GOAL:
Pictures stay out of your copy, but everything else in the records below must be repeated exactly.

DATA SHOWN:
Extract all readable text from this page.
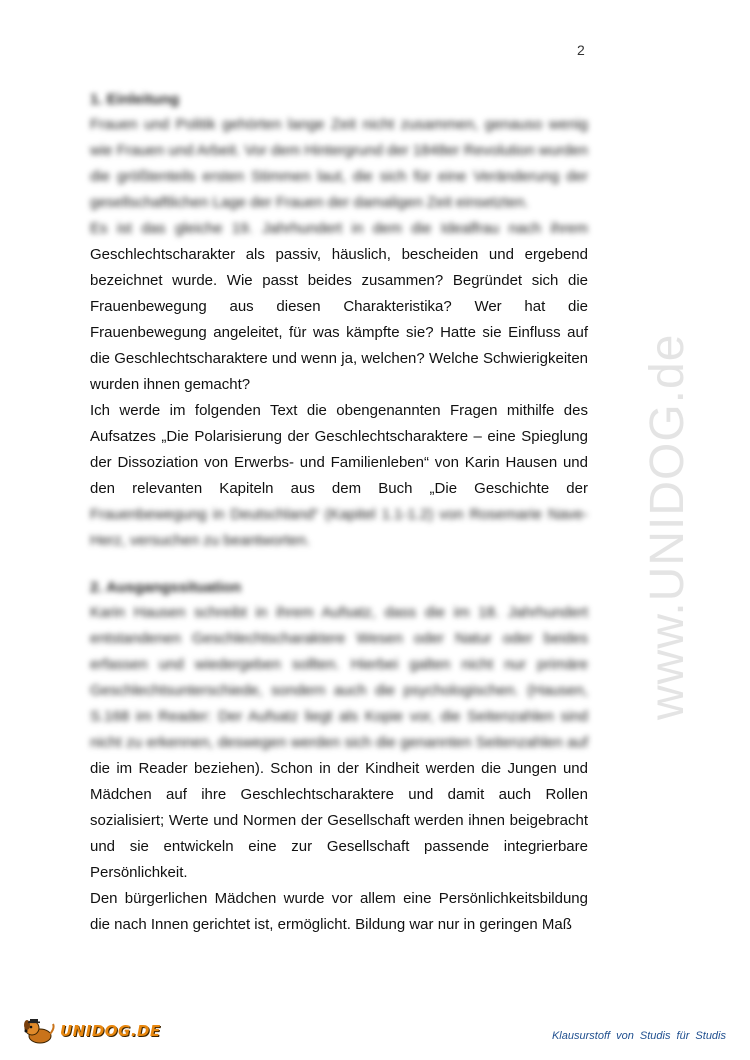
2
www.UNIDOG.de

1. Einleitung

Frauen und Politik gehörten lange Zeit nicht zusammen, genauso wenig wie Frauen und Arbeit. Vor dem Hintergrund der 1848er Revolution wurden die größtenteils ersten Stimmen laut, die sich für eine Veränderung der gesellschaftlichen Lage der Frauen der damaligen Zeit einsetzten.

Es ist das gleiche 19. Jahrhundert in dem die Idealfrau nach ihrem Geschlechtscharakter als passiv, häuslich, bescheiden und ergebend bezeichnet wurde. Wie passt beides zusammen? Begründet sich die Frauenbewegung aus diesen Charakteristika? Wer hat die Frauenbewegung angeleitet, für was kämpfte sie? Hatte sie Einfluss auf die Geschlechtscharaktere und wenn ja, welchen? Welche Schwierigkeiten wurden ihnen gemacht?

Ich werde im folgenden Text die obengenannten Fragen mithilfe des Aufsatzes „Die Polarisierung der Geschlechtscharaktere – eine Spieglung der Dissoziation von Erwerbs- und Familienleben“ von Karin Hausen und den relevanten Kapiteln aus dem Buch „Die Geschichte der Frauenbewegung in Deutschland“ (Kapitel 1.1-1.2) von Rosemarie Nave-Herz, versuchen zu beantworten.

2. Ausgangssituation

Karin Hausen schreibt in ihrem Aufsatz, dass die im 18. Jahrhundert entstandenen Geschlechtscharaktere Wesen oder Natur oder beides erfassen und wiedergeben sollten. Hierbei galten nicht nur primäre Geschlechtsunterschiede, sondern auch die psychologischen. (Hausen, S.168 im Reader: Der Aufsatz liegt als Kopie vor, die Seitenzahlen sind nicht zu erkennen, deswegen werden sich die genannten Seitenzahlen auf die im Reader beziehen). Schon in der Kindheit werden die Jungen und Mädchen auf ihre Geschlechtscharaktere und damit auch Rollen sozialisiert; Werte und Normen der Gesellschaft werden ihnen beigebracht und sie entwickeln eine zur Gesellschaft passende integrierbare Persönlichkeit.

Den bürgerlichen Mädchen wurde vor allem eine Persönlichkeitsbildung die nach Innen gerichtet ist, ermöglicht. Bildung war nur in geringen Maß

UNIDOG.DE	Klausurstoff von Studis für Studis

RESULT FOR THIS EXERCISE:
Extract all readable text from this page.
2
www.UNIDOG.de

1. Einleitung

Frauen und Politik gehörten lange Zeit nicht zusammen, genauso wenig wie Frauen und Arbeit. Vor dem Hintergrund der 1848er Revolution wurden die größtenteils ersten Stimmen laut, die sich für eine Veränderung der gesellschaftlichen Lage der Frauen der damaligen Zeit einsetzten.

Es ist das gleiche 19. Jahrhundert in dem die Idealfrau nach ihrem Geschlechtscharakter als passiv, häuslich, bescheiden und ergebend bezeichnet wurde. Wie passt beides zusammen? Begründet sich die Frauenbewegung aus diesen Charakteristika? Wer hat die Frauenbewegung angeleitet, für was kämpfte sie? Hatte sie Einfluss auf die Geschlechtscharaktere und wenn ja, welchen? Welche Schwierigkeiten wurden ihnen gemacht?

Ich werde im folgenden Text die obengenannten Fragen mithilfe des Aufsatzes „Die Polarisierung der Geschlechtscharaktere – eine Spieglung der Dissoziation von Erwerbs- und Familienleben“ von Karin Hausen und den relevanten Kapiteln aus dem Buch „Die Geschichte der Frauenbewegung in Deutschland“ (Kapitel 1.1-1.2) von Rosemarie Nave-Herz, versuchen zu beantworten.

2. Ausgangssituation

Karin Hausen schreibt in ihrem Aufsatz, dass die im 18. Jahrhundert entstandenen Geschlechtscharaktere Wesen oder Natur oder beides erfassen und wiedergeben sollten. Hierbei galten nicht nur primäre Geschlechtsunterschiede, sondern auch die psychologischen. (Hausen, S.168 im Reader: Der Aufsatz liegt als Kopie vor, die Seitenzahlen sind nicht zu erkennen, deswegen werden sich die genannten Seitenzahlen auf die im Reader beziehen). Schon in der Kindheit werden die Jungen und Mädchen auf ihre Geschlechtscharaktere und damit auch Rollen sozialisiert; Werte und Normen der Gesellschaft werden ihnen beigebracht und sie entwickeln eine zur Gesellschaft passende integrierbare Persönlichkeit.

Den bürgerlichen Mädchen wurde vor allem eine Persönlichkeitsbildung die nach Innen gerichtet ist, ermöglicht. Bildung war nur in geringen Maß

UNIDOG.DE	Klausurstoff von Studis für Studis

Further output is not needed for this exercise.